++++ RECORDS ++++

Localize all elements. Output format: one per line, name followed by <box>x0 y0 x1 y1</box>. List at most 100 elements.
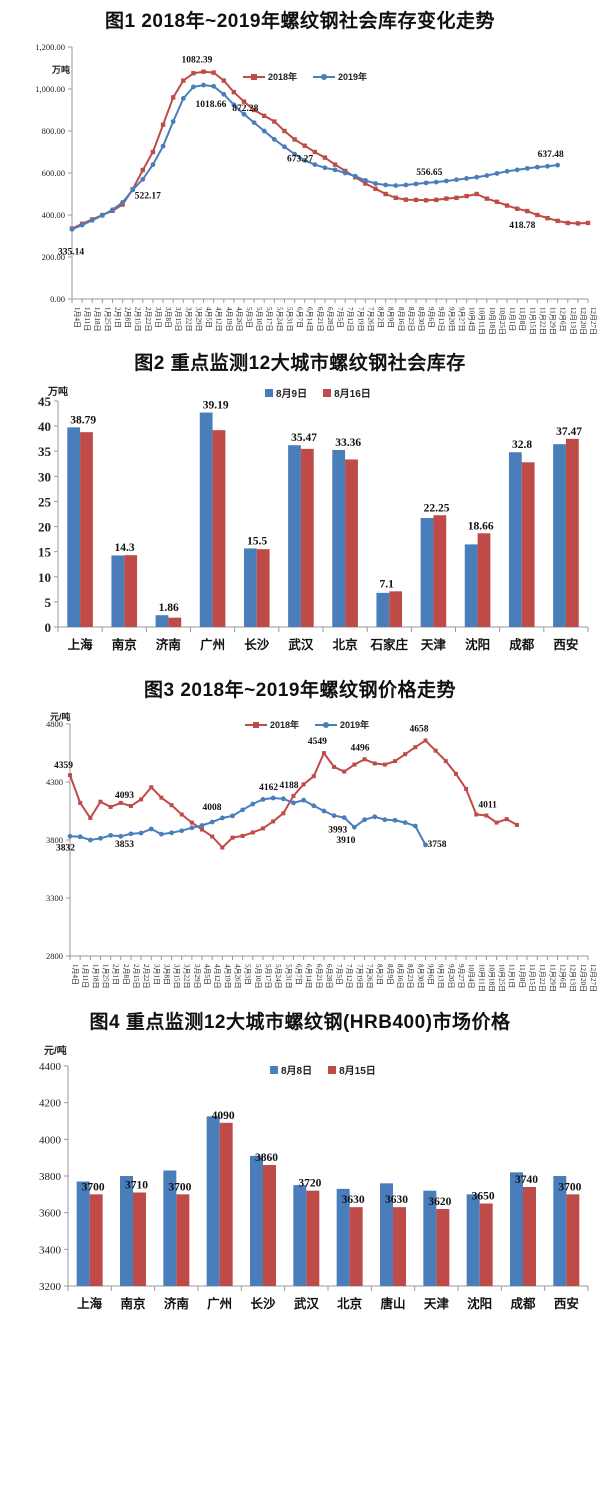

++++
++++ RECORDS ++++

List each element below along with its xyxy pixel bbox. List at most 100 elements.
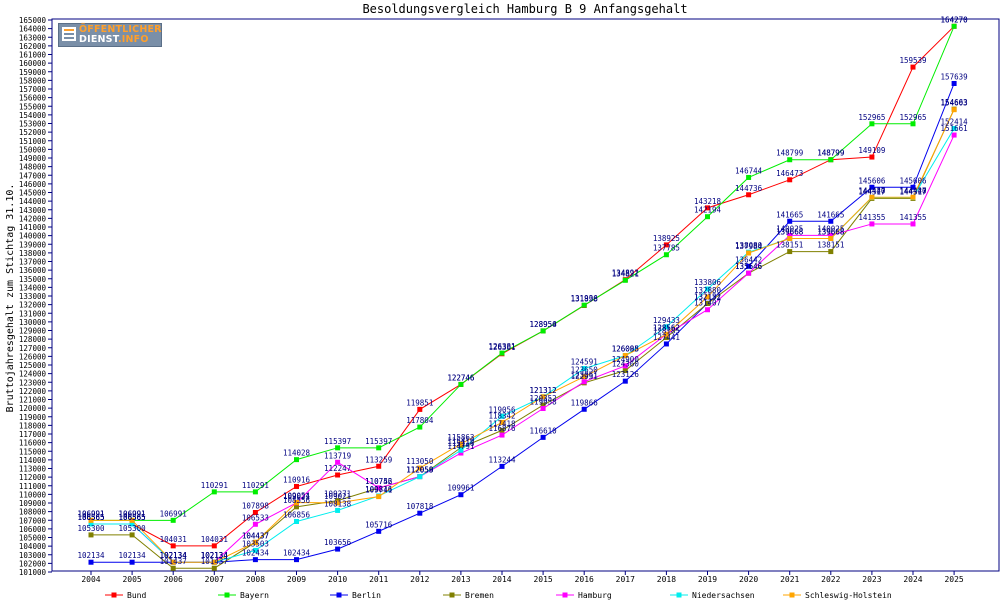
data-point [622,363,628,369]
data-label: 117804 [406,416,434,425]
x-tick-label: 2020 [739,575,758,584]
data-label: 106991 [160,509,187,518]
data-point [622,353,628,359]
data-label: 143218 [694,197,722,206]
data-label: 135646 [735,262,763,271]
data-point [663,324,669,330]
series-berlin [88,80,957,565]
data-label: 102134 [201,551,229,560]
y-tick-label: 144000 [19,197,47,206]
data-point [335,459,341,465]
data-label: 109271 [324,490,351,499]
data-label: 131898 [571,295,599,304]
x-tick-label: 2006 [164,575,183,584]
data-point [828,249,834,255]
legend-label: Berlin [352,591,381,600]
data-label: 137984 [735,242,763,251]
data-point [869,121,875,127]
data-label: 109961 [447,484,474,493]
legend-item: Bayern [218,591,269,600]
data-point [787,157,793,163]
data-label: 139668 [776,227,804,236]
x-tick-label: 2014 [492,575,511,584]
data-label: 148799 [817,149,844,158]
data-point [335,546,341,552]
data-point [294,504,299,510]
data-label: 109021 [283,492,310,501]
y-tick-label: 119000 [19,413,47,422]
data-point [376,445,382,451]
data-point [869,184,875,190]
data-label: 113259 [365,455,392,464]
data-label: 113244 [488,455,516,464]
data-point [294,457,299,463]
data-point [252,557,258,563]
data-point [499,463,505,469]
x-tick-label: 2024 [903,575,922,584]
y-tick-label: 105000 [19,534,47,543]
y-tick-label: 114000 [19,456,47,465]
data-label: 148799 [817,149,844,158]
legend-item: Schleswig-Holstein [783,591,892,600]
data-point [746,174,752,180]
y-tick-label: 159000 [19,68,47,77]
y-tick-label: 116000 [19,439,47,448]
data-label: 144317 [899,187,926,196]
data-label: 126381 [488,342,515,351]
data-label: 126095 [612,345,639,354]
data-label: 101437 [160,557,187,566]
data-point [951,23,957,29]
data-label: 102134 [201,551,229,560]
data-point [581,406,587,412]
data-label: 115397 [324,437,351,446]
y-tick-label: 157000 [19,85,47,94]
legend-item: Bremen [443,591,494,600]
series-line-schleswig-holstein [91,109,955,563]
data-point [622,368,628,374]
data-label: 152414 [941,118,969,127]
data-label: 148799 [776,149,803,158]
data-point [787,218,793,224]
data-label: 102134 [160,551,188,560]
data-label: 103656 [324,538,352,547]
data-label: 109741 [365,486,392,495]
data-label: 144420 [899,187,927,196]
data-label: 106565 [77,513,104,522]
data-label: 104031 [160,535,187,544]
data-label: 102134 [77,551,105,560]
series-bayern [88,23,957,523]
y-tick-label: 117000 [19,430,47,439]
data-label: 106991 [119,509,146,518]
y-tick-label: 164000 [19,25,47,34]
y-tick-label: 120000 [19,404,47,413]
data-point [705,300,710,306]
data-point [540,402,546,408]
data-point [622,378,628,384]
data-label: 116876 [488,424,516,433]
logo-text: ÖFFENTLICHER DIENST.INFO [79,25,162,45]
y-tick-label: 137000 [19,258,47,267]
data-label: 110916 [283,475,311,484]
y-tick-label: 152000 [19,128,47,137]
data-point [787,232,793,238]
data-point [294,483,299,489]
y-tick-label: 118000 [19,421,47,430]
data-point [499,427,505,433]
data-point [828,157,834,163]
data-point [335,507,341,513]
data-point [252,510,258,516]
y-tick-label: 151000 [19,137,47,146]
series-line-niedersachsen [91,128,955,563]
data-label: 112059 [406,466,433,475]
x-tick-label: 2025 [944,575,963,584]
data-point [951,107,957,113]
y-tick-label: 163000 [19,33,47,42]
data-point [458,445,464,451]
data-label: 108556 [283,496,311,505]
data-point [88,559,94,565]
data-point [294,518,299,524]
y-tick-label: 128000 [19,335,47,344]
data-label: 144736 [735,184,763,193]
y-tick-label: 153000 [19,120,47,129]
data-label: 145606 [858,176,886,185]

++++
++++ RECORDS ++++

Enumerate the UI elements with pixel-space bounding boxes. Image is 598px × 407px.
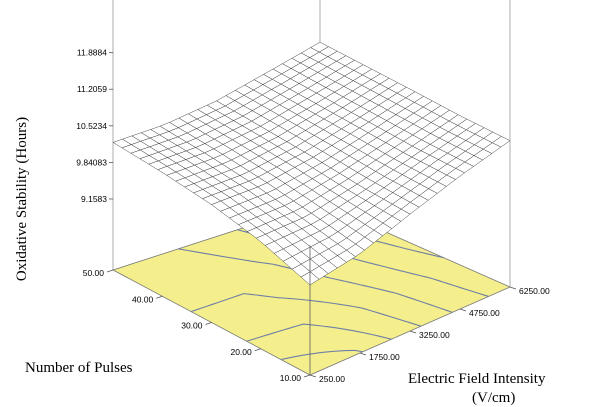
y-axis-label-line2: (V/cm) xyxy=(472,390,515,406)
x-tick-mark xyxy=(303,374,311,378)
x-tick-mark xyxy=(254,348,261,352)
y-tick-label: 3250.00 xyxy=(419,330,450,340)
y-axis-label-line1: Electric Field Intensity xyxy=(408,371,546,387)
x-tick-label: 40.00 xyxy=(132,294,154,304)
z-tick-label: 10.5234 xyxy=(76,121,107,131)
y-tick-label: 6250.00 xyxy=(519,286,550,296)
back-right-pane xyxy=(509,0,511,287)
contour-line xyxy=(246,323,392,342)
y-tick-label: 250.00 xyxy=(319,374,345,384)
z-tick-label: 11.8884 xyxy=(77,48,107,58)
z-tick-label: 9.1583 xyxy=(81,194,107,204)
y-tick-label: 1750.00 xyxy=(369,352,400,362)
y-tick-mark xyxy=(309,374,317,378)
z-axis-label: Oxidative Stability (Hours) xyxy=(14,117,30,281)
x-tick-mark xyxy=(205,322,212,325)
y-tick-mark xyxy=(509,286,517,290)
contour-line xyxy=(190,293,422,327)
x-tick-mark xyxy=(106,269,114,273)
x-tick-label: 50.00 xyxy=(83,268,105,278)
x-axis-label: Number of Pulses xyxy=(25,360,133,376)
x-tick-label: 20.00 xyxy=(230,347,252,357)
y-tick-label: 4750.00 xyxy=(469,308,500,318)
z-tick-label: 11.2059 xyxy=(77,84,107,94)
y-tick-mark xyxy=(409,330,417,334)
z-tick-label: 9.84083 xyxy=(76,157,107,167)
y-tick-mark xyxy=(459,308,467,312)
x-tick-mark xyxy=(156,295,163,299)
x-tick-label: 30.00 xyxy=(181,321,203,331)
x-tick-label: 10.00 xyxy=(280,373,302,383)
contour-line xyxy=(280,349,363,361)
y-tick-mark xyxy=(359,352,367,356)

++++

[AIM] Rewrite the rows in the stretch from the line containing "List each element" through the line containing "data-label: 104031 [160,535,187,544]", switching "Bremen" to "Hamburg" and changing nothing else. Leave the pictures out.

[EXERCISE OUTPUT]
List each element below along with its xyxy pixel bbox. List at most 100 elements.
data-point [622,363,628,369]
data-label: 117804 [406,416,434,425]
x-tick-label: 2020 [739,575,758,584]
data-label: 106991 [160,509,187,518]
data-point [622,353,628,359]
data-label: 143218 [694,197,722,206]
data-label: 135646 [735,262,763,271]
data-point [663,324,669,330]
series-berlin [88,80,957,565]
data-label: 102134 [201,551,229,560]
y-tick-label: 144000 [19,197,47,206]
data-point [335,459,341,465]
data-label: 109271 [324,490,351,499]
data-label: 131898 [571,295,599,304]
x-tick-label: 2006 [164,575,183,584]
data-point [828,249,834,255]
legend-label: Berlin [352,591,381,600]
data-label: 137984 [735,242,763,251]
data-point [869,121,875,127]
data-label: 109961 [447,484,474,493]
legend-item: Bayern [218,591,269,600]
data-point [787,157,793,163]
data-label: 139668 [776,227,804,236]
x-tick-label: 2014 [492,575,511,584]
data-label: 148799 [817,149,844,158]
data-point [335,546,341,552]
data-point [294,504,299,510]
data-label: 109021 [283,492,310,501]
y-tick-label: 119000 [19,413,47,422]
data-point [376,445,382,451]
data-point [869,184,875,190]
data-label: 113259 [365,455,392,464]
data-label: 113244 [488,455,516,464]
data-point [294,457,299,463]
data-point [252,557,258,563]
data-point [499,463,505,469]
x-tick-label: 2024 [903,575,922,584]
y-tick-label: 105000 [19,534,47,543]
y-tick-label: 114000 [19,456,47,465]
data-label: 148799 [817,149,844,158]
legend-item: Schleswig-Holstein [783,591,892,600]
data-point [746,174,752,180]
y-tick-label: 159000 [19,68,47,77]
y-tick-label: 116000 [19,439,47,448]
data-label: 144317 [899,187,926,196]
data-label: 126381 [488,342,515,351]
data-label: 126095 [612,345,639,354]
data-label: 101437 [160,557,187,566]
data-point [951,23,957,29]
data-label: 102134 [201,551,229,560]
data-point [581,406,587,412]
data-label: 115397 [324,437,351,446]
y-tick-label: 157000 [19,85,47,94]
legend-item: Hamburg [443,591,494,600]
series-line-schleswig-holstein [91,109,955,563]
data-point [622,368,628,374]
data-label: 152414 [941,118,969,127]
data-label: 148799 [776,149,803,158]
data-point [787,218,793,224]
data-label: 102134 [160,551,188,560]
data-label: 103656 [324,538,352,547]
data-label: 109741 [365,486,392,495]
data-label: 144420 [899,187,927,196]
data-label: 106565 [77,513,104,522]
data-label: 104031 [160,535,187,544]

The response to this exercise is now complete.